§ PROBLEM:
Wherever the word "name" appears in a line, extract that line.

§ DATA SUPPLIED:
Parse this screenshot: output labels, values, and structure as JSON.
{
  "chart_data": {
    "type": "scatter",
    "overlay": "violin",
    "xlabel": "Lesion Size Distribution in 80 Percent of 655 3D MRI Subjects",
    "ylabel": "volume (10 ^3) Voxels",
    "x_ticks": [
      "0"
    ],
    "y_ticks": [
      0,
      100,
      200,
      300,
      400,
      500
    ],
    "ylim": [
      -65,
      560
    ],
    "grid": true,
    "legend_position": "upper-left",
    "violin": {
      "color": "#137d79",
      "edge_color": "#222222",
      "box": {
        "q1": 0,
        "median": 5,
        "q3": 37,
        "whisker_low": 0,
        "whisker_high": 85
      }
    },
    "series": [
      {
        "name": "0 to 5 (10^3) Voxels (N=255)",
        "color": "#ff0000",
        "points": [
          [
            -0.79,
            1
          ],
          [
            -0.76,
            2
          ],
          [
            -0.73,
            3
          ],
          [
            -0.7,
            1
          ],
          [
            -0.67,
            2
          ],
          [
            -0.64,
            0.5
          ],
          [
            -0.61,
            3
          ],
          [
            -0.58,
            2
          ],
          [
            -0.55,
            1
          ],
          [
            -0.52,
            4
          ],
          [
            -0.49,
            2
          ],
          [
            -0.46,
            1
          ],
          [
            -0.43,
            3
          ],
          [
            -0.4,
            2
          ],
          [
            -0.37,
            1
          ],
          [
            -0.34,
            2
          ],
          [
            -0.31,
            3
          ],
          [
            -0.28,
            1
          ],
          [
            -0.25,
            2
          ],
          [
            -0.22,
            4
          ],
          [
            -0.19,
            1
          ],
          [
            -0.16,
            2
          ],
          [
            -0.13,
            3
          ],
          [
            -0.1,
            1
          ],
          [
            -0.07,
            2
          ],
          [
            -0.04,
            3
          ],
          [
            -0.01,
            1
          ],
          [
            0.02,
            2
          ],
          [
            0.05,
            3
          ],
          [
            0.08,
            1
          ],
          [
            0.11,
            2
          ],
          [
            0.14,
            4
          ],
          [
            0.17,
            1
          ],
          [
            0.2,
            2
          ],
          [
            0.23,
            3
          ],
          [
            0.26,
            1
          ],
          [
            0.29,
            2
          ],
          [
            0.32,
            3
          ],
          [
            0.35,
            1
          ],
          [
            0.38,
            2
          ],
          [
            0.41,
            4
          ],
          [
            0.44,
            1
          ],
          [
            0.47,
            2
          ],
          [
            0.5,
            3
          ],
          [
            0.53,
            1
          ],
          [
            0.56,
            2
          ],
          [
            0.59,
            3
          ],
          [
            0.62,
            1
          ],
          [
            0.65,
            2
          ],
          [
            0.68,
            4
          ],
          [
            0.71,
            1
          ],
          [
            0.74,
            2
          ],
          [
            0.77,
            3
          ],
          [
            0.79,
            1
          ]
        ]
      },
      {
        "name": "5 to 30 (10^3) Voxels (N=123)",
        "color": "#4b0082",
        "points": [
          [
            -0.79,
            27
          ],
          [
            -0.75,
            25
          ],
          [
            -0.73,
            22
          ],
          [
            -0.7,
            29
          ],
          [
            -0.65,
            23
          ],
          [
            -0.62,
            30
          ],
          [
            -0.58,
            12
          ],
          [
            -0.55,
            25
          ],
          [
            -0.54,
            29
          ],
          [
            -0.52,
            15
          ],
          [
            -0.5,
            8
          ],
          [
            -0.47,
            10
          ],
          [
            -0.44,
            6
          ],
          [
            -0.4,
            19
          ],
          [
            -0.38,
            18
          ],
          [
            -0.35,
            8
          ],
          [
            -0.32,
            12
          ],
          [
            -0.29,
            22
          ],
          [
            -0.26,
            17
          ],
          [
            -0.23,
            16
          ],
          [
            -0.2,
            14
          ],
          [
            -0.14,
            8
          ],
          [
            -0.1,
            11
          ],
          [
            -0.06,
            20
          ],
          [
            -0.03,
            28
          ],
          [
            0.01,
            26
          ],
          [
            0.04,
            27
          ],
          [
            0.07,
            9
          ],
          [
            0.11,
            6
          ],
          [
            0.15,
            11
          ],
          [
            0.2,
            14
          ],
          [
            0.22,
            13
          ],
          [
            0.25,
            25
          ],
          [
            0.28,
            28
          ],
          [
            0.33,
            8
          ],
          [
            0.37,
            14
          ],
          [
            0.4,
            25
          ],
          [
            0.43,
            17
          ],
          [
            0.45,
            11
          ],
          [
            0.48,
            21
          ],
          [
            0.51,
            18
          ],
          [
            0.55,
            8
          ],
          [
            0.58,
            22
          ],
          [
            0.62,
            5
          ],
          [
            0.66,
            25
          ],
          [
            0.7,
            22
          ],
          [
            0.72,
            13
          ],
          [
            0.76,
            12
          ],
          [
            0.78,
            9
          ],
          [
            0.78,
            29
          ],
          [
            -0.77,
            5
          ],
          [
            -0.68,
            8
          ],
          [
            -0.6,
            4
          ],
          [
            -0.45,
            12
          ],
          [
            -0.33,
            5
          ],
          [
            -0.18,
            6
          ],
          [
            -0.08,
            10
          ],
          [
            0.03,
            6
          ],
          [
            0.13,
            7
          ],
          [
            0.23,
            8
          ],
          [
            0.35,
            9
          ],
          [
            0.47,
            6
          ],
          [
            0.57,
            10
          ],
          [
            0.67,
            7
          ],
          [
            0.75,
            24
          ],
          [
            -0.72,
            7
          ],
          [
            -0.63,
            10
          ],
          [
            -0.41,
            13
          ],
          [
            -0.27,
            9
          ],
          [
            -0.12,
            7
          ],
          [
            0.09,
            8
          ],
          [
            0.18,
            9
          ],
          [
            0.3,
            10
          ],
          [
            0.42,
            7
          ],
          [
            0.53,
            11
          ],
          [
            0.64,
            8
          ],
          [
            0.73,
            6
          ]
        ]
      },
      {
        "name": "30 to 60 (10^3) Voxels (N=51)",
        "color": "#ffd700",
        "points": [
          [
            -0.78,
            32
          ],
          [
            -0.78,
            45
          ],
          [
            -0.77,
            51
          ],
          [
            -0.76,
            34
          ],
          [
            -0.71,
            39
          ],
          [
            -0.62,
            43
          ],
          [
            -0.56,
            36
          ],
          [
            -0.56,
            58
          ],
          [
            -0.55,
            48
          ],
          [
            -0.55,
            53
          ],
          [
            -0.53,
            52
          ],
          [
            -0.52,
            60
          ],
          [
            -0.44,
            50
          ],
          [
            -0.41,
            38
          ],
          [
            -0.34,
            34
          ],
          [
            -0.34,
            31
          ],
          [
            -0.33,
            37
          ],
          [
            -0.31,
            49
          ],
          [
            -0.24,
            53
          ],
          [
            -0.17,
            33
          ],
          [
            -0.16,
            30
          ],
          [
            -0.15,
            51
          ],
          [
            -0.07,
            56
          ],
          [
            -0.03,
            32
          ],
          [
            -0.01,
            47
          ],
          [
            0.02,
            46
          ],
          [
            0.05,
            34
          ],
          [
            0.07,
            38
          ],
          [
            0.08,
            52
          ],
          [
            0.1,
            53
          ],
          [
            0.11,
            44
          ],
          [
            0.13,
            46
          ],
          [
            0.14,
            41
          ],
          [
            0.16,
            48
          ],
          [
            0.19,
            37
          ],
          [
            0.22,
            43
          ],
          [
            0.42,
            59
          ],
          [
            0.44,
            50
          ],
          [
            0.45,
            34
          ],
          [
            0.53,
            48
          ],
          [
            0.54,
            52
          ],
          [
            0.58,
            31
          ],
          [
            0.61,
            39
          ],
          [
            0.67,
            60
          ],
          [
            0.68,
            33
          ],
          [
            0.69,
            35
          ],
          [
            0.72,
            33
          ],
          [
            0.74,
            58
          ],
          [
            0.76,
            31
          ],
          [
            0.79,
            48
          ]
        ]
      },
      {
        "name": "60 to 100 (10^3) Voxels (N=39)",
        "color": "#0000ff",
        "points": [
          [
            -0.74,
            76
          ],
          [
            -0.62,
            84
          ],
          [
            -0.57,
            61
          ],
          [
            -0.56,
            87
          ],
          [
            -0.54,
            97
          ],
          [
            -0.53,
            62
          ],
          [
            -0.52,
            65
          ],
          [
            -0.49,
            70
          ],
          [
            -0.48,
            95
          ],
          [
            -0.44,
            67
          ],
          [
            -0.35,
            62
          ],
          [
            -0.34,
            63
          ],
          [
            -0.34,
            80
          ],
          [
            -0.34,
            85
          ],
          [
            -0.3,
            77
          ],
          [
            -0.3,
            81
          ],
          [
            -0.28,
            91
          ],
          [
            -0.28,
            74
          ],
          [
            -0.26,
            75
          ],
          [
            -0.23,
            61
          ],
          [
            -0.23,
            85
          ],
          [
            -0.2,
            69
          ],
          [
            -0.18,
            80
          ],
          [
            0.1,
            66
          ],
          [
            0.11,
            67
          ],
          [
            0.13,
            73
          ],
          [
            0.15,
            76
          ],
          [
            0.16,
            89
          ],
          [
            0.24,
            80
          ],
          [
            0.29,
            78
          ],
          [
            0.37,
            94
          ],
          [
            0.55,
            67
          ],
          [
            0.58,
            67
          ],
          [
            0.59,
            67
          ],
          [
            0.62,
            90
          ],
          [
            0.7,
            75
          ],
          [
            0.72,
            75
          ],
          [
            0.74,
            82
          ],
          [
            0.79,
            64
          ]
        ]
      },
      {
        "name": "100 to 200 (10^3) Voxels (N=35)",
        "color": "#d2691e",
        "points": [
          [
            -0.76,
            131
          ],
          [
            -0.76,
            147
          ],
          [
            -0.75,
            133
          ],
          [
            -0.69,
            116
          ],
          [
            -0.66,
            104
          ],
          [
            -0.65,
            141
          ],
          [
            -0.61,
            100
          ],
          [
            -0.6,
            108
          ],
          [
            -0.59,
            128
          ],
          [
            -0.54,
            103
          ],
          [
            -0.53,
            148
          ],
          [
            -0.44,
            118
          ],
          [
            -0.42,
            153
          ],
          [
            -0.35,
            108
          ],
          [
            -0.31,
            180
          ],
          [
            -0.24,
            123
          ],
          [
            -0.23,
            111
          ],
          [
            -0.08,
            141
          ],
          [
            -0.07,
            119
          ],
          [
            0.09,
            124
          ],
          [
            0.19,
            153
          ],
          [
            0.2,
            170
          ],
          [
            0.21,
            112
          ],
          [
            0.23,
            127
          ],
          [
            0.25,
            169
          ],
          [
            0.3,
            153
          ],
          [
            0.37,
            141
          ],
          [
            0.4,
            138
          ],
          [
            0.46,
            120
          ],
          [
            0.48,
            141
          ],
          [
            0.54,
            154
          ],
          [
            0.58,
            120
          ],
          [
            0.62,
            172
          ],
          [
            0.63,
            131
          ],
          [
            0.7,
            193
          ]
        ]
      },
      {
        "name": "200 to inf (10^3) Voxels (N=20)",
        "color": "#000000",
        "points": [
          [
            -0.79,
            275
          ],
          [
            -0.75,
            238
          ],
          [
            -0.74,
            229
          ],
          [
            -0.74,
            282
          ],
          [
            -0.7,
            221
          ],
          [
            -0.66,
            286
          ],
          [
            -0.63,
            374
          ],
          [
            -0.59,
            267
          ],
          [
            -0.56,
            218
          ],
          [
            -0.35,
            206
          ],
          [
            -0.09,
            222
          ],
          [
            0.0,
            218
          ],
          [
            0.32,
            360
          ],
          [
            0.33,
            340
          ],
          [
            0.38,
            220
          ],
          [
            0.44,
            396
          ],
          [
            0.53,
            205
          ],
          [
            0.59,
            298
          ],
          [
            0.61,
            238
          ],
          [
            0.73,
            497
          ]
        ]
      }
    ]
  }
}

§ WORKED ANSWER:
        "name": "0 to 5 (10^3) Voxels (N=255)",
        "name": "5 to 30 (10^3) Voxels (N=123)",
        "name": "30 to 60 (10^3) Voxels (N=51)",
        "name": "60 to 100 (10^3) Voxels (N=39)",
        "name": "100 to 200 (10^3) Voxels (N=35)",
        "name": "200 to inf (10^3) Voxels (N=20)",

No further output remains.